_WHAT TO PRODUCE_
The expected answer is a copy of every line in the listing that has the word "universitaire".

_EXERCISE DATA_
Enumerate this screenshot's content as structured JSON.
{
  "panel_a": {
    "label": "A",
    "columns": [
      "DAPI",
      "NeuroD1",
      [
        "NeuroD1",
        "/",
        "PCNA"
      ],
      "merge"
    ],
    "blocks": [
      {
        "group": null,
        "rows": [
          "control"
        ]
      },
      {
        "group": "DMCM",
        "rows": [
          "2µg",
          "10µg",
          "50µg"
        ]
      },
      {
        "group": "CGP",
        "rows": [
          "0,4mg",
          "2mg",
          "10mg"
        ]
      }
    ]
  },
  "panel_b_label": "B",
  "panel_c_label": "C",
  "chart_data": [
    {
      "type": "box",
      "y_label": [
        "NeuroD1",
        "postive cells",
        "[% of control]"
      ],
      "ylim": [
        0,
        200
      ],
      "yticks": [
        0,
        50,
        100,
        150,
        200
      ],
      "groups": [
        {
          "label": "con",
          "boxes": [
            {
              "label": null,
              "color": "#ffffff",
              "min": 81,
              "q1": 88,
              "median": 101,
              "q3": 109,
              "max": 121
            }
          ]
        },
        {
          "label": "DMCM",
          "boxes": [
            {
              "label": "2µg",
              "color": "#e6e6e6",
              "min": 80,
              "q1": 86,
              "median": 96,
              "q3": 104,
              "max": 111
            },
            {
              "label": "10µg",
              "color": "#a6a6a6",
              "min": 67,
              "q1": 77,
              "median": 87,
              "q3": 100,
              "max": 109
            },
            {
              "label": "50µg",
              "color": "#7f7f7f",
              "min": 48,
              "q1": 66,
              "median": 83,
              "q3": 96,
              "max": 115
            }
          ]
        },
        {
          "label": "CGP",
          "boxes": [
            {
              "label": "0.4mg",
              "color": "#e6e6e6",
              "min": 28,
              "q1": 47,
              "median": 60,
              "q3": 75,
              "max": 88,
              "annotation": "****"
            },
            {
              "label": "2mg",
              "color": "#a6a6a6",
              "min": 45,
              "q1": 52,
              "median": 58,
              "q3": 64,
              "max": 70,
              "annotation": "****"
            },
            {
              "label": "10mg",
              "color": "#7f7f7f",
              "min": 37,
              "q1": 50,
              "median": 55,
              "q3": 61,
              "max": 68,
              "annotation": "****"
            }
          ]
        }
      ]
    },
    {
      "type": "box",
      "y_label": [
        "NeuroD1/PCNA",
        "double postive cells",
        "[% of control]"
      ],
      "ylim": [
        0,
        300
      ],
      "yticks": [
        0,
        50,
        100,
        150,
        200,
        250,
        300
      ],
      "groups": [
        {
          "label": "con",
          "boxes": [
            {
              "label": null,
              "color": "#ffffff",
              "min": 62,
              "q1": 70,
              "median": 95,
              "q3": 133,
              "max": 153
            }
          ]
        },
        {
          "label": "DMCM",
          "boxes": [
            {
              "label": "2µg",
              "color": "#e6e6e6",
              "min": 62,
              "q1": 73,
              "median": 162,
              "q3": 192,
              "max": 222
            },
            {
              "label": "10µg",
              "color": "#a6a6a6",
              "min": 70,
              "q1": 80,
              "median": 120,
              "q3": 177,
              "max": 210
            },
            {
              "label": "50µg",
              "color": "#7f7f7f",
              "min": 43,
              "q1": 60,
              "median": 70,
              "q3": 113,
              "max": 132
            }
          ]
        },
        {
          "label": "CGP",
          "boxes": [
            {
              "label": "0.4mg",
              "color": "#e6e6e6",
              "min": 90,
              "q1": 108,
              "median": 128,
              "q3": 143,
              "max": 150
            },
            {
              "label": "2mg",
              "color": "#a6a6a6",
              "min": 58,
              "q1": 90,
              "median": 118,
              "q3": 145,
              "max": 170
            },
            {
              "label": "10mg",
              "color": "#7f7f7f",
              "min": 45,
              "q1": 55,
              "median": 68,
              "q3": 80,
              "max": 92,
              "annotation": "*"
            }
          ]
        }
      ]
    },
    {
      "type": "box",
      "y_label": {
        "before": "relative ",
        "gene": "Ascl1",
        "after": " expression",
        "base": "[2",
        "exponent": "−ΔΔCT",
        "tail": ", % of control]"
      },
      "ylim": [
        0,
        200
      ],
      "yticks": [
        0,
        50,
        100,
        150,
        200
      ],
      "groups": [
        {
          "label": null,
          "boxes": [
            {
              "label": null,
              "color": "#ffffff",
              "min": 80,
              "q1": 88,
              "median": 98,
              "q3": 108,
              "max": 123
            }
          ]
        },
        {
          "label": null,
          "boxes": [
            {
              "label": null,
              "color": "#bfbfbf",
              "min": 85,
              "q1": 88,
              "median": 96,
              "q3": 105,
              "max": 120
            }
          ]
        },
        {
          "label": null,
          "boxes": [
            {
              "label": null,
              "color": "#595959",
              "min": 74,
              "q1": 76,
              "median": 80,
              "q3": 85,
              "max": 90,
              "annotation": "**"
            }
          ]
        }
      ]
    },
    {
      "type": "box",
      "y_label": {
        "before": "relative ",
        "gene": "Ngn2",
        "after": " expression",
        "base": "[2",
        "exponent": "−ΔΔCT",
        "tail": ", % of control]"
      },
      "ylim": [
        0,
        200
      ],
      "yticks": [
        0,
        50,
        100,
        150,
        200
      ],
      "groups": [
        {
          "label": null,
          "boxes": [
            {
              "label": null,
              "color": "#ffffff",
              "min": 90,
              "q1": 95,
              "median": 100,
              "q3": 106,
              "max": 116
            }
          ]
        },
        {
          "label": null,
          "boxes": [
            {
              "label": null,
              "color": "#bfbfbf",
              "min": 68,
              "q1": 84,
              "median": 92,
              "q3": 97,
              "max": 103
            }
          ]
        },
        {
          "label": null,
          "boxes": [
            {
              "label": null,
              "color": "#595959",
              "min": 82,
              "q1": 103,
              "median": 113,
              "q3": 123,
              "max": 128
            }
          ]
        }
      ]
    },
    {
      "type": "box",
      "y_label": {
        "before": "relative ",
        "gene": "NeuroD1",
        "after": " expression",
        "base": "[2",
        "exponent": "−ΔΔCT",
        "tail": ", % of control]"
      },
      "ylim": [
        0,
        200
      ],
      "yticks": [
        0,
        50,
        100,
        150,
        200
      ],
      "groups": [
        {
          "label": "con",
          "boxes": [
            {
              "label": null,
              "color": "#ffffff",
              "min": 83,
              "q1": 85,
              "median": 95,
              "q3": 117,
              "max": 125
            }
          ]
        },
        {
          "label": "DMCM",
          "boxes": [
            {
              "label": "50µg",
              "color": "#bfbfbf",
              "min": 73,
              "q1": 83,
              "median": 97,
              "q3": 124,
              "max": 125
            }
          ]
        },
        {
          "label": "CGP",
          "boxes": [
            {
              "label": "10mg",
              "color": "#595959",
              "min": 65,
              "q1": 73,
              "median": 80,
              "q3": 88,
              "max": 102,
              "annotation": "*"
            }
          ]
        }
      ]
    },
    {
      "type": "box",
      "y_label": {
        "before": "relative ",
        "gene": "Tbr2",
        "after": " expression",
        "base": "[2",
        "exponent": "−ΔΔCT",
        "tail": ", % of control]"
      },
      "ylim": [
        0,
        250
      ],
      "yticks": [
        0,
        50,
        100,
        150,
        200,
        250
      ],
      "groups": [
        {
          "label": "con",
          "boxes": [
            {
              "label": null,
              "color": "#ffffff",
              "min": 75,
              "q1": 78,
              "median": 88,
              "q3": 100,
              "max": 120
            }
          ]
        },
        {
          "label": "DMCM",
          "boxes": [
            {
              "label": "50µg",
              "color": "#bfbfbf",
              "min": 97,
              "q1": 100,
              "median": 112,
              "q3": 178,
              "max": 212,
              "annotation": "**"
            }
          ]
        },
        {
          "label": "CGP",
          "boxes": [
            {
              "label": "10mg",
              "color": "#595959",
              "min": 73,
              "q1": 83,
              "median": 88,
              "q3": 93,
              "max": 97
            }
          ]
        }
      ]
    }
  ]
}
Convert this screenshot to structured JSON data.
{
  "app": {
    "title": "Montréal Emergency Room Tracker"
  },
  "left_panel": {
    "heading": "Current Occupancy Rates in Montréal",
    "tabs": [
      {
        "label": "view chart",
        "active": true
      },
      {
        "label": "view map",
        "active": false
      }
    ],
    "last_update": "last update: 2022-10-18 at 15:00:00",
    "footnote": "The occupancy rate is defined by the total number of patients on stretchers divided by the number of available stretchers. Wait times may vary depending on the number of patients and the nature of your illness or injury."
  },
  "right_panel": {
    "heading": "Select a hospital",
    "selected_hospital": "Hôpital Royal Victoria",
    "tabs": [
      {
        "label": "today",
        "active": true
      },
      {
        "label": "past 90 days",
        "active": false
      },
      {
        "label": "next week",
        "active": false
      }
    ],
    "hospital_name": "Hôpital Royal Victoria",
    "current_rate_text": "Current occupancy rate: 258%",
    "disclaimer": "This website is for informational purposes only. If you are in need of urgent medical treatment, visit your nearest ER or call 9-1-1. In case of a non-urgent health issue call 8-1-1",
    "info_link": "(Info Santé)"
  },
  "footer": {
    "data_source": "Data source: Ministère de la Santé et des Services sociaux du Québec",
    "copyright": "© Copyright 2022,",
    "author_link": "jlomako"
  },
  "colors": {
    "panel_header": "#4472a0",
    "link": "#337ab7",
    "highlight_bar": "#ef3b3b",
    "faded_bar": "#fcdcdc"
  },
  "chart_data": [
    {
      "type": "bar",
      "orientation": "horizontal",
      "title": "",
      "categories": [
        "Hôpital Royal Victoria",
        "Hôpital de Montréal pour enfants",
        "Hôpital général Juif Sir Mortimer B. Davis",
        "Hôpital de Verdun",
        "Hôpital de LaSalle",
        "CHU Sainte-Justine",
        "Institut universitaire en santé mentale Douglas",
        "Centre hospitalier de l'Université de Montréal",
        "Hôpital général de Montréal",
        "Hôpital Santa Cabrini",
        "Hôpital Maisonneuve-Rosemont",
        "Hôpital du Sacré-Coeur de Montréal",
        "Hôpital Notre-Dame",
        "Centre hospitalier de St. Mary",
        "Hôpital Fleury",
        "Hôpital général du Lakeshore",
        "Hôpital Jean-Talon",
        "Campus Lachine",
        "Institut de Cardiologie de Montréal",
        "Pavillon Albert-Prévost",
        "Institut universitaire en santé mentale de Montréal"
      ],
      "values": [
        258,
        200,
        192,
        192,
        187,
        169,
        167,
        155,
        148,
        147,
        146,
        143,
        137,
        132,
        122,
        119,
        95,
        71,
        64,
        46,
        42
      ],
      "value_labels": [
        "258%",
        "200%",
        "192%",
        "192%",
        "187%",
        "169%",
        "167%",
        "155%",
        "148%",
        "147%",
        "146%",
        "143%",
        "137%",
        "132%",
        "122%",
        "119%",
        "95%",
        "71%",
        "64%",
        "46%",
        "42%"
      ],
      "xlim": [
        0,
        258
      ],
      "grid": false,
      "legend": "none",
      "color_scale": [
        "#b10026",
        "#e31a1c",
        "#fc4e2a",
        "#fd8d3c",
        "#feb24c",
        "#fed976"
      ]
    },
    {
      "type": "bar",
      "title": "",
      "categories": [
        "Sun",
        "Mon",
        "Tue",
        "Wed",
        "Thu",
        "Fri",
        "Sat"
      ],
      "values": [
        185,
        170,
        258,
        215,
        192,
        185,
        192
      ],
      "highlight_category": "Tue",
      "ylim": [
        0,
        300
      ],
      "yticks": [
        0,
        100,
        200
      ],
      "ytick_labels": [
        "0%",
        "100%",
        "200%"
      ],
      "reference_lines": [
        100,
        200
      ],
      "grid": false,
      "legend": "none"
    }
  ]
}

_WRITTEN REPLY_
        "Institut universitaire en santé mentale Douglas",
        "Institut universitaire en santé mentale de Montréal"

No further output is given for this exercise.